> _Exercise details_
List each line of the data that holds the string "like", please.

> _Supplied entries_
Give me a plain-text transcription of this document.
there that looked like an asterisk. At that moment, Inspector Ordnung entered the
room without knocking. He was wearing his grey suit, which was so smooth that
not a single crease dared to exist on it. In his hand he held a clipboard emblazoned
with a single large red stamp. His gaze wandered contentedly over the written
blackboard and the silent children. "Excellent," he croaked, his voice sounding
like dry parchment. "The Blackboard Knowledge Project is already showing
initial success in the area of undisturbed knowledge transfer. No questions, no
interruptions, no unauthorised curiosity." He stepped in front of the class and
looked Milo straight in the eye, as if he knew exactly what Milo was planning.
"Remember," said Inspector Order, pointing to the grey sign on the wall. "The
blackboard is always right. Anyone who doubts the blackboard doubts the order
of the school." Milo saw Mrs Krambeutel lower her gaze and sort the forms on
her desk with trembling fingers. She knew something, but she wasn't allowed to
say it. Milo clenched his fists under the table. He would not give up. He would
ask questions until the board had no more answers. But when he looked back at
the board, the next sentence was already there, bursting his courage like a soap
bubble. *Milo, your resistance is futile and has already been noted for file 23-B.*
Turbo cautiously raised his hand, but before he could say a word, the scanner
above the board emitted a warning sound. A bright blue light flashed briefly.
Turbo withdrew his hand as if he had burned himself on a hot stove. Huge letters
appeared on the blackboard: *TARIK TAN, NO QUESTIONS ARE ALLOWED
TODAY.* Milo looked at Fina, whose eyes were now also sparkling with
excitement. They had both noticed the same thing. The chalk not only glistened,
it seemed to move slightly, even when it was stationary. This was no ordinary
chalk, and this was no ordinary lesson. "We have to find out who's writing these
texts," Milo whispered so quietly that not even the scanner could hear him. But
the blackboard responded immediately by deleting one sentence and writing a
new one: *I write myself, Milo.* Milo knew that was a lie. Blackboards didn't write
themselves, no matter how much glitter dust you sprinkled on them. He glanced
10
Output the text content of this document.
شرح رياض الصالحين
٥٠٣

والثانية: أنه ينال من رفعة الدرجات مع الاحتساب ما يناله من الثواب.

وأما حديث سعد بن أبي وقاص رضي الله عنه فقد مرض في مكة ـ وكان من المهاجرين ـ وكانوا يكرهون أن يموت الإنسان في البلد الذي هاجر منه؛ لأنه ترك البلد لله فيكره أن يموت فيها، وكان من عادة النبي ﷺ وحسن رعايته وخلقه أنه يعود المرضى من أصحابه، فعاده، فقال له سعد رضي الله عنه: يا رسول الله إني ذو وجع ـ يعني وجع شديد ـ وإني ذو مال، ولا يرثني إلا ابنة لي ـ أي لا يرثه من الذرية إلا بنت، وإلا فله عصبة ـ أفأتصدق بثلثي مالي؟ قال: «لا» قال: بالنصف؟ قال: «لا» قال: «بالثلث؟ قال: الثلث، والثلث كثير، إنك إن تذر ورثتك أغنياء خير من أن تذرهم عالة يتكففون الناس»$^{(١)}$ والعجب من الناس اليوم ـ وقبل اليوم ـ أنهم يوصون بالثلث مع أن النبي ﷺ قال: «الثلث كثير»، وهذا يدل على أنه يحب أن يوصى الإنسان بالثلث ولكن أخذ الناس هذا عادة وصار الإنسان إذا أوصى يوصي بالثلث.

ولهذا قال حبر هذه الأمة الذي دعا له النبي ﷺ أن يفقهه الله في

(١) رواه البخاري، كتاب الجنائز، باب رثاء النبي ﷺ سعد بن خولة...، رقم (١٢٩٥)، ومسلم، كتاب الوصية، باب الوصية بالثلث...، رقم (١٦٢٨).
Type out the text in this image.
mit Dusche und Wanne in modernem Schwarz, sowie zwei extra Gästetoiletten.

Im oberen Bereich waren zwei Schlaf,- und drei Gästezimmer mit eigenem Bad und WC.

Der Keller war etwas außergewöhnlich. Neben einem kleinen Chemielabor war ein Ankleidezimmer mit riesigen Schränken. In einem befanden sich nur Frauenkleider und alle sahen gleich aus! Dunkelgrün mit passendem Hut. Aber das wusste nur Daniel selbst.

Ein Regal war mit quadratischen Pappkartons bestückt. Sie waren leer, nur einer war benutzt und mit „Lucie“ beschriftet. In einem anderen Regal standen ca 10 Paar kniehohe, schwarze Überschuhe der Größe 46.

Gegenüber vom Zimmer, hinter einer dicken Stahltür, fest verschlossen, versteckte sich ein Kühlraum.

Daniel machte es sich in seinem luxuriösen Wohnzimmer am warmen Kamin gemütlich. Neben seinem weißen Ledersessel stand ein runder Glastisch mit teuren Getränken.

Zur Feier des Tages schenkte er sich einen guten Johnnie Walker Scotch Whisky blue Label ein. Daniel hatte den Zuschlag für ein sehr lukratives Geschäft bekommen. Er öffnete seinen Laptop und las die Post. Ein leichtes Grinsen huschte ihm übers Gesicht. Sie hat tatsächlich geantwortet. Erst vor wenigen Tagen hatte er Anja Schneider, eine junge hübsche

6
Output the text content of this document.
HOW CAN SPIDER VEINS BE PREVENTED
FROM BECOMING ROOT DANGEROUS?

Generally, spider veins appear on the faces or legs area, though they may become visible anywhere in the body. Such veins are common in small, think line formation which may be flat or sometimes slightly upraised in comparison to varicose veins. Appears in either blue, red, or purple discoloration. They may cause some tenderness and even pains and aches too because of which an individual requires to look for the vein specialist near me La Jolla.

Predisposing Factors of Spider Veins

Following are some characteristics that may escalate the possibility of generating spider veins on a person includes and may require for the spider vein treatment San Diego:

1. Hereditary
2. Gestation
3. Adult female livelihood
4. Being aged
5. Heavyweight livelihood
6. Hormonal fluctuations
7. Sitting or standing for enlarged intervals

> _Completed exercise_
there that looked like an asterisk. At that moment, Inspector Ordnung entered the
like dry parchment. "The Blackboard Knowledge Project is already showing
the board, the next sentence was already there, bursting his courage like a soap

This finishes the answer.